» **Exercise details**:
Collect from the data below each line with "name".

..............................

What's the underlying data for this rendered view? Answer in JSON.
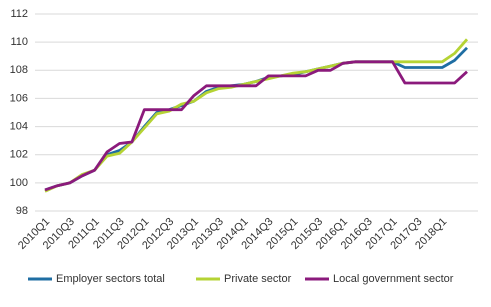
{
  "chart_data": {
    "type": "line",
    "categories": [
      "2010Q1",
      null,
      "2010Q3",
      null,
      "2011Q1",
      null,
      "2011Q3",
      null,
      "2012Q1",
      null,
      "2012Q3",
      null,
      "2013Q1",
      null,
      "2013Q3",
      null,
      "2014Q1",
      null,
      "2014Q3",
      null,
      "2015Q1",
      null,
      "2015Q3",
      null,
      "2016Q1",
      null,
      "2016Q3",
      null,
      "2017Q1",
      null,
      "2017Q3",
      null,
      "2018Q1",
      null,
      null
    ],
    "series": [
      {
        "name": "Employer sectors total",
        "color": "#1f6ea3",
        "values": [
          99.5,
          99.8,
          100.0,
          100.5,
          100.9,
          102.0,
          102.3,
          102.9,
          104.0,
          105.0,
          105.2,
          105.5,
          105.8,
          106.5,
          106.8,
          106.9,
          107.0,
          107.2,
          107.5,
          107.6,
          107.7,
          107.9,
          108.1,
          108.3,
          108.5,
          108.6,
          108.6,
          108.6,
          108.6,
          108.2,
          108.2,
          108.2,
          108.2,
          108.7,
          109.6
        ]
      },
      {
        "name": "Private sector",
        "color": "#b5d334",
        "values": [
          99.4,
          99.8,
          100.0,
          100.6,
          100.9,
          101.9,
          102.1,
          102.9,
          103.9,
          104.9,
          105.1,
          105.6,
          105.8,
          106.4,
          106.7,
          106.8,
          107.0,
          107.2,
          107.4,
          107.6,
          107.8,
          107.9,
          108.1,
          108.3,
          108.5,
          108.6,
          108.6,
          108.6,
          108.6,
          108.6,
          108.6,
          108.6,
          108.6,
          109.2,
          110.2
        ]
      },
      {
        "name": "Local government sector",
        "color": "#8b1a7c",
        "values": [
          99.5,
          99.8,
          100.0,
          100.5,
          100.9,
          102.2,
          102.8,
          102.9,
          105.2,
          105.2,
          105.2,
          105.2,
          106.2,
          106.9,
          106.9,
          106.9,
          106.9,
          106.9,
          107.6,
          107.6,
          107.6,
          107.6,
          108.0,
          108.0,
          108.5,
          108.6,
          108.6,
          108.6,
          108.6,
          107.1,
          107.1,
          107.1,
          107.1,
          107.1,
          107.9
        ]
      }
    ],
    "ylim": [
      98,
      112
    ],
    "yticks": [
      98,
      100,
      102,
      104,
      106,
      108,
      110,
      112
    ],
    "grid": true,
    "legend": "bottom"
  }
}
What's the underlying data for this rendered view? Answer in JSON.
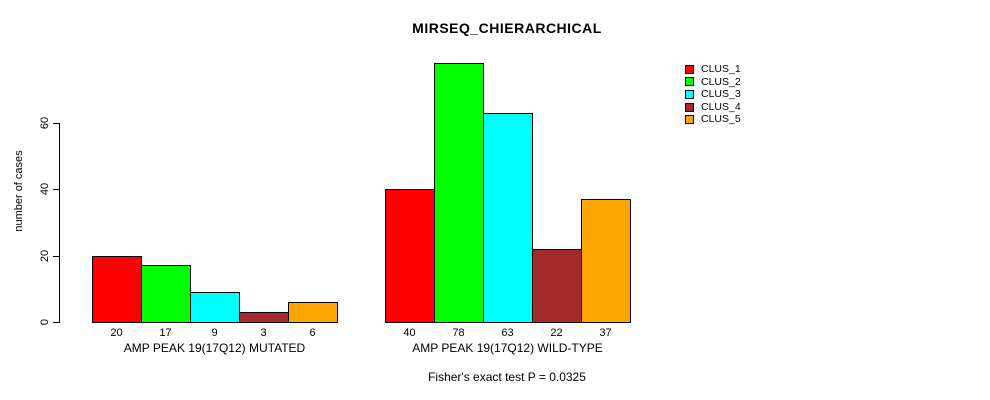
{
  "colors": {
    "background": "#ffffff",
    "axis": "#000000",
    "text": "#000000"
  },
  "chart_data": {
    "type": "bar",
    "title": "MIRSEQ_CHIERARCHICAL",
    "ylabel": "number of cases",
    "xlabel": "",
    "ylim": [
      0,
      80
    ],
    "yticks": [
      0,
      20,
      40,
      60
    ],
    "grid": false,
    "legend_position": "right",
    "categories": [
      "AMP PEAK 19(17Q12) MUTATED",
      "AMP PEAK 19(17Q12) WILD-TYPE"
    ],
    "series": [
      {
        "name": "CLUS_1",
        "color": "#FF0000",
        "values": [
          20,
          40
        ]
      },
      {
        "name": "CLUS_2",
        "color": "#00FF00",
        "values": [
          17,
          78
        ]
      },
      {
        "name": "CLUS_3",
        "color": "#00FFFF",
        "values": [
          9,
          63
        ]
      },
      {
        "name": "CLUS_4",
        "color": "#A52A2A",
        "values": [
          3,
          22
        ]
      },
      {
        "name": "CLUS_5",
        "color": "#FFA500",
        "values": [
          6,
          37
        ]
      }
    ],
    "annotation": "Fisher's exact test P = 0.0325"
  }
}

..............................

» **Answer for this exercise**:
        "name": "Employer sectors total",
        "name": "Private sector",
        "name": "Local government sector",
        "name": "CLUS_1",
        "name": "CLUS_2",
        "name": "CLUS_3",
        "name": "CLUS_4",
        "name": "CLUS_5",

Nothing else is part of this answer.